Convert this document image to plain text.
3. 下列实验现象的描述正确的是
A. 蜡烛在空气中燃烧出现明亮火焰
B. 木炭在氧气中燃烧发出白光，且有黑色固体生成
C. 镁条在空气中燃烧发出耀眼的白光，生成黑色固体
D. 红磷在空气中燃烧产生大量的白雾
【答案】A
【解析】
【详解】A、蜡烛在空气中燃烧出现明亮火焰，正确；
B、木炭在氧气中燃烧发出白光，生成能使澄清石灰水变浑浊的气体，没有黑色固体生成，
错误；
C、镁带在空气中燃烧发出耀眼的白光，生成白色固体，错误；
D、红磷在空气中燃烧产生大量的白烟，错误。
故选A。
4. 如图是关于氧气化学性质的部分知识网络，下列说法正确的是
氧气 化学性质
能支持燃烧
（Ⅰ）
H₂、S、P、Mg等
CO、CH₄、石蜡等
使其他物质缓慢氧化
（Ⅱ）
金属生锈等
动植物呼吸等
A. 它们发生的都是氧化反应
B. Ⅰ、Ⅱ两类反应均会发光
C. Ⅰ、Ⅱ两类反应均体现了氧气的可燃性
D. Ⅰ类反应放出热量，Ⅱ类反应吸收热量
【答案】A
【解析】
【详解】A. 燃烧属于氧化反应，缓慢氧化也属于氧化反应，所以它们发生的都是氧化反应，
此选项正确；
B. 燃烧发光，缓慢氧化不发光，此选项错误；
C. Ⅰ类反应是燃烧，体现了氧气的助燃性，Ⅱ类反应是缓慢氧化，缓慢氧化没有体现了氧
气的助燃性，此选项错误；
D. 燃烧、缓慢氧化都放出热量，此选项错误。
...
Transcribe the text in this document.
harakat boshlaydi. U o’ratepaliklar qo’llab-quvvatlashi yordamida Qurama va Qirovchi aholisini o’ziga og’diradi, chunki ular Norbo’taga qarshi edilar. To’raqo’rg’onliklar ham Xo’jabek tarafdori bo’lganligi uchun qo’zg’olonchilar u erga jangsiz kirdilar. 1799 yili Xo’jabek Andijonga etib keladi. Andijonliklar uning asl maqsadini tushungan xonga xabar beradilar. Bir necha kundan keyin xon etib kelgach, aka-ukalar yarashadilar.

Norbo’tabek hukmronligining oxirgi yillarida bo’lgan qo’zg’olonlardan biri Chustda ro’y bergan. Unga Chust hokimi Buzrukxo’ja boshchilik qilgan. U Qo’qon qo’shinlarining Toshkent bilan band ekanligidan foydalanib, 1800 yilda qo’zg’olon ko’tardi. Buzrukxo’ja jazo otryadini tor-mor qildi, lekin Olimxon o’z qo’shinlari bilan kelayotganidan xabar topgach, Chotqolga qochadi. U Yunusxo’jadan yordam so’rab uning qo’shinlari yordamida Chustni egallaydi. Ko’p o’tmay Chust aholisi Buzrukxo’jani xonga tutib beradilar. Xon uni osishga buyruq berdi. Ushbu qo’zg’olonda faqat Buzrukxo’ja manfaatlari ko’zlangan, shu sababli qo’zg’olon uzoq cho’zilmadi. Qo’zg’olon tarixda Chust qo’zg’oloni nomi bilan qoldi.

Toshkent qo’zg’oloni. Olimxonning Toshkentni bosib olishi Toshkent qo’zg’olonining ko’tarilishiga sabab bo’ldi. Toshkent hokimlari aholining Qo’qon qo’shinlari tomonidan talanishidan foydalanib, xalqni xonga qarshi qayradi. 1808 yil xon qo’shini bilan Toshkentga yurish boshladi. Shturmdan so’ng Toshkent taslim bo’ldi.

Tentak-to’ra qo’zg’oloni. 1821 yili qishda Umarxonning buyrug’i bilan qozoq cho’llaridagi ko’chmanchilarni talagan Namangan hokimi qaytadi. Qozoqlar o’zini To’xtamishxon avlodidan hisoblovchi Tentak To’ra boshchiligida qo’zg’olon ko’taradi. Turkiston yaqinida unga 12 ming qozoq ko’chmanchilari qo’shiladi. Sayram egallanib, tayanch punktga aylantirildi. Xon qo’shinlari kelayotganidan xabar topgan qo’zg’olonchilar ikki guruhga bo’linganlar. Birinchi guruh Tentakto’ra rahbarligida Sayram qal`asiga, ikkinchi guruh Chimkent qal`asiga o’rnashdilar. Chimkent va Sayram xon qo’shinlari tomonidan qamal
...
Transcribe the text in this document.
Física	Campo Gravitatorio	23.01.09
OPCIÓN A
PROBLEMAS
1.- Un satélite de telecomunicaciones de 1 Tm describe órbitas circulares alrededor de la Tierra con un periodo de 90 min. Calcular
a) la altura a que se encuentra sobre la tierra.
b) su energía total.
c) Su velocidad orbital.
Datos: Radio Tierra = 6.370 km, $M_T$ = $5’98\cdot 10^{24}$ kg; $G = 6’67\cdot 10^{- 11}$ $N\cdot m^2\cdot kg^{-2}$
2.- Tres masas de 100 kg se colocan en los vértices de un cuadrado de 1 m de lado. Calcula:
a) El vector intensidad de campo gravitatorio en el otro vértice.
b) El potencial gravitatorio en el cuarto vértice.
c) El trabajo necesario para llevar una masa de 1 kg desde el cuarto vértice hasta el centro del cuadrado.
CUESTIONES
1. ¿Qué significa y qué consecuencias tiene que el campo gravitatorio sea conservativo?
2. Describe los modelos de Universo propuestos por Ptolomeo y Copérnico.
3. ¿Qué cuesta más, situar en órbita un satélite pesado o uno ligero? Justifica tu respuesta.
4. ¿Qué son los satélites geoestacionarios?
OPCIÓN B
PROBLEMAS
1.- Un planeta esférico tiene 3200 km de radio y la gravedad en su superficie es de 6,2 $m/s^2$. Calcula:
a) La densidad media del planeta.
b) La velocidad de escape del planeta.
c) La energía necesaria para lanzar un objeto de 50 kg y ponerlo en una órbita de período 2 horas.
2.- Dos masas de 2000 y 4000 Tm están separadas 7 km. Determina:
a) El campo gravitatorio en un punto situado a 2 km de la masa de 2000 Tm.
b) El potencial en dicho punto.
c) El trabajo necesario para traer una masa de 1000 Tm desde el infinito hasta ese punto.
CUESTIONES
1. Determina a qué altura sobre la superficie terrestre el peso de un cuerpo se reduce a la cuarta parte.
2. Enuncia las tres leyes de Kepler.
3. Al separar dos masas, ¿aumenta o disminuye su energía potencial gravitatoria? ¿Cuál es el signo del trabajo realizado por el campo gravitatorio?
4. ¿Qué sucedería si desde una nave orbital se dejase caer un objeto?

-- Stated exercise --
Tally the lines in the listing that hold "木炭在氧气中燃烧发出白光" and report the number alone.

-- Correct result --
2